These technologies are not at all new to the oil & gas industry, but they have been considerably improved in the last few years both from the operational and economic side.

 

Directional drilling

Directional drilling is the capability to drill a wellbore deviating its axis from the vertical in a controlled manner.

When producing unconventional reserves, it is common practice to drill a number of horizontal wells through the reservoir to maximize the contact area of the well with the formation.

When producing CBM, the natural fractures of the coal are often sufficient to enable gas flow.

When producing gas or oil shale, hydraulic fracturing techniques have to be used to achieve production.

 

Hydraulic fracturing

Hydraulic fracturing is a stimulation technique that aims at substantially increasing the permeability of the rock, and, therefore, the productivity of the wells, fracturing it in controlled way.

This result is generally achieved by injecting fluid into the wellbore at very high flow rate and  pressure to induce a network of fractures that propagate for  a designed volume (stimulated reservoir volume SRV)into the surrounding reservoir rock formation.

----

EXERCISE AIM: Please quote the drilling text between "When producing unconventional" and "reservoir rock formation.", inclusive. You won't need the lines that come next.

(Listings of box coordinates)
----

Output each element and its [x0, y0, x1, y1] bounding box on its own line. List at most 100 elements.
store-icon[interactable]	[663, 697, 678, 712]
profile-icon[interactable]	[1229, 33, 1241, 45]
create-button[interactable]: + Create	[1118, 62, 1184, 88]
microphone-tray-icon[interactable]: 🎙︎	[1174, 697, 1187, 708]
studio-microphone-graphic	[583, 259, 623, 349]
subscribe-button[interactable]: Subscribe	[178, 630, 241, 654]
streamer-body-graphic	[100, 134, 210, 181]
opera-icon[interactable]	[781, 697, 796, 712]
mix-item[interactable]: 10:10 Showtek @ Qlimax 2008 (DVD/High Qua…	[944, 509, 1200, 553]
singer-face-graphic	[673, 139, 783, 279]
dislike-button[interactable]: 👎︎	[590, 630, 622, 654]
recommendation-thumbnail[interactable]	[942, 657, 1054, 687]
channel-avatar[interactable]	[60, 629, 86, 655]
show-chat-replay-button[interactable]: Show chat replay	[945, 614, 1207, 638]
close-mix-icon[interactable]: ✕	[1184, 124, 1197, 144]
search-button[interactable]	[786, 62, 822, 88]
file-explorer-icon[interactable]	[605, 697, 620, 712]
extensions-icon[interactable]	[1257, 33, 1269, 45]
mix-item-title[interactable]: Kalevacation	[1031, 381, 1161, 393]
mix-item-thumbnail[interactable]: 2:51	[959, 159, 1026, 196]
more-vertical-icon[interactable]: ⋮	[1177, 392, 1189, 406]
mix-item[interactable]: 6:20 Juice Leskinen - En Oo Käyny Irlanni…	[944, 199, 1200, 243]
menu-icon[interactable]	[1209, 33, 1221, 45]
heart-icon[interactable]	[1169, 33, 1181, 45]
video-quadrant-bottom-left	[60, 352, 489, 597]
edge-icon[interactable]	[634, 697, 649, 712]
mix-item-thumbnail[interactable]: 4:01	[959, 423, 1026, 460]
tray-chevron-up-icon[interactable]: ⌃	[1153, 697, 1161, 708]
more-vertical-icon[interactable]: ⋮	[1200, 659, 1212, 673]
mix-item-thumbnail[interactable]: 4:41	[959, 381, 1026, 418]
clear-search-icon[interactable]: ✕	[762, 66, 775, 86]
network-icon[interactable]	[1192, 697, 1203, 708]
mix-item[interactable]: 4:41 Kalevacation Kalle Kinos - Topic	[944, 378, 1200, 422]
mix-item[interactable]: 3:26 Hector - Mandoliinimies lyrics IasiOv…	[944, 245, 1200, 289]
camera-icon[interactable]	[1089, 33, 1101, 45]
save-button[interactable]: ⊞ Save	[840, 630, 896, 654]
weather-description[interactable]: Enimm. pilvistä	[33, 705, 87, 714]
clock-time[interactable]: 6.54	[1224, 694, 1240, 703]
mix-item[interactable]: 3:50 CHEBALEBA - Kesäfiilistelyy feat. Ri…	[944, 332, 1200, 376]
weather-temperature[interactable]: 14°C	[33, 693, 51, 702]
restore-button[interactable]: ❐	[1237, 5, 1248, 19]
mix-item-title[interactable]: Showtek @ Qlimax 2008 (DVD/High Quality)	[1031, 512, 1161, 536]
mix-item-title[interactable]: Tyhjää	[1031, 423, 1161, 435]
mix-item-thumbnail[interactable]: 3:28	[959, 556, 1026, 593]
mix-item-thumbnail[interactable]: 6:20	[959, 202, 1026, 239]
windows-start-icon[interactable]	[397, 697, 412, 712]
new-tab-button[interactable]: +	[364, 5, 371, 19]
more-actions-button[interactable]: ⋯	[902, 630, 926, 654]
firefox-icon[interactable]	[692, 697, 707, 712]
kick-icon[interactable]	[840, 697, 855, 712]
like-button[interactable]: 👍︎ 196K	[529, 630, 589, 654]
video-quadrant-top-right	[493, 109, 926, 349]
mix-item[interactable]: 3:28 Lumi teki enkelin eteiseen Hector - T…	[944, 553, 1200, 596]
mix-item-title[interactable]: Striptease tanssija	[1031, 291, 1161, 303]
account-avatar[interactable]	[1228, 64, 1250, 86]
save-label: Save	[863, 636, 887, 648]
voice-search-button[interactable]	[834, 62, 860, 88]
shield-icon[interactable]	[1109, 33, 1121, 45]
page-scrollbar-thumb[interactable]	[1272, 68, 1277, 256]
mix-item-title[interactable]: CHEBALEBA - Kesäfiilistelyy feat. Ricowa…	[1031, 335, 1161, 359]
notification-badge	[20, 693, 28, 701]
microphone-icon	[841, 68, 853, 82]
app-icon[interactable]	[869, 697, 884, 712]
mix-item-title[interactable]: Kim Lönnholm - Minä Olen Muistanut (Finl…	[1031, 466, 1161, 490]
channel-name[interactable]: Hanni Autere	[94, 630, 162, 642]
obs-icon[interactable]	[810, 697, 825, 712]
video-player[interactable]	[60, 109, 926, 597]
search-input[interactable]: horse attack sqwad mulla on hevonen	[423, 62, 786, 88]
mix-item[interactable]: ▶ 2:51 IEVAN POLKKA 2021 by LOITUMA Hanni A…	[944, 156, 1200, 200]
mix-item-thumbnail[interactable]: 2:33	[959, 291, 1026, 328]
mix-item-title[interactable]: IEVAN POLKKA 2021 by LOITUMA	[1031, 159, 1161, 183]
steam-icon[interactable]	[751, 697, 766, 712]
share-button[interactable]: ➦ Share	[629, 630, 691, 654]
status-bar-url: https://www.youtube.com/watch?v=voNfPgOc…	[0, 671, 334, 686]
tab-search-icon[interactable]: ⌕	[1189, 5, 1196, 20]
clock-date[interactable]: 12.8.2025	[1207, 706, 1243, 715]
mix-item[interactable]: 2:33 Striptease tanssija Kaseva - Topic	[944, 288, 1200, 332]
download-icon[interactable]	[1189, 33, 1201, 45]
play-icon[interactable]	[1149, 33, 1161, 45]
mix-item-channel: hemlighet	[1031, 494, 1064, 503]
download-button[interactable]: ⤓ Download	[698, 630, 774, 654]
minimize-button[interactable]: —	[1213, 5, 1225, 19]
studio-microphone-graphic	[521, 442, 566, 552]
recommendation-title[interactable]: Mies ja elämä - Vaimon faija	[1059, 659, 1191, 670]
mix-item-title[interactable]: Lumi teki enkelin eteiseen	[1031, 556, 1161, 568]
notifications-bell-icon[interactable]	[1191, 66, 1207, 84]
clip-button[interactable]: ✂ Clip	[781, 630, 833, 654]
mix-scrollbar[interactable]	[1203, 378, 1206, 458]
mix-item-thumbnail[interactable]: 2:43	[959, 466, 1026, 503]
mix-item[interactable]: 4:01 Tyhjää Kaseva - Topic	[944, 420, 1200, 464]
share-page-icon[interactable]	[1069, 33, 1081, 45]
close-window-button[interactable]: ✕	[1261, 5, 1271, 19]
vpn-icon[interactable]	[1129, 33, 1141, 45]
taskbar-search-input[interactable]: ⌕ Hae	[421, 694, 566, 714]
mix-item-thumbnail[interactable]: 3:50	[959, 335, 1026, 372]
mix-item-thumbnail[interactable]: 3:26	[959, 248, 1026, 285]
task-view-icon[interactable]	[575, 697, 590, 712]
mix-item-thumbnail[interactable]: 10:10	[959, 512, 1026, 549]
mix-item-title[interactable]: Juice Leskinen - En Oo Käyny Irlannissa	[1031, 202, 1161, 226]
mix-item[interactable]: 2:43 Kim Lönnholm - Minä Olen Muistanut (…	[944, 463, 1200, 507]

----

TASK RESULT:
When producing unconventional reserves, it is common practice to drill a number of horizontal wells through the reservoir to maximize the contact area of the well with the formation.

When producing CBM, the natural fractures of the coal are often sufficient to enable gas flow.

When producing gas or oil shale, hydraulic fracturing techniques have to be used to achieve production.

 

Hydraulic fracturing

Hydraulic fracturing is a stimulation technique that aims at substantially increasing the permeability of the rock, and, therefore, the productivity of the wells, fracturing it in controlled way.

This result is generally achieved by injecting fluid into the wellbore at very high flow rate and  pressure to induce a network of fractures that propagate for  a designed volume (stimulated reservoir volume SRV)into the surrounding reservoir rock formation.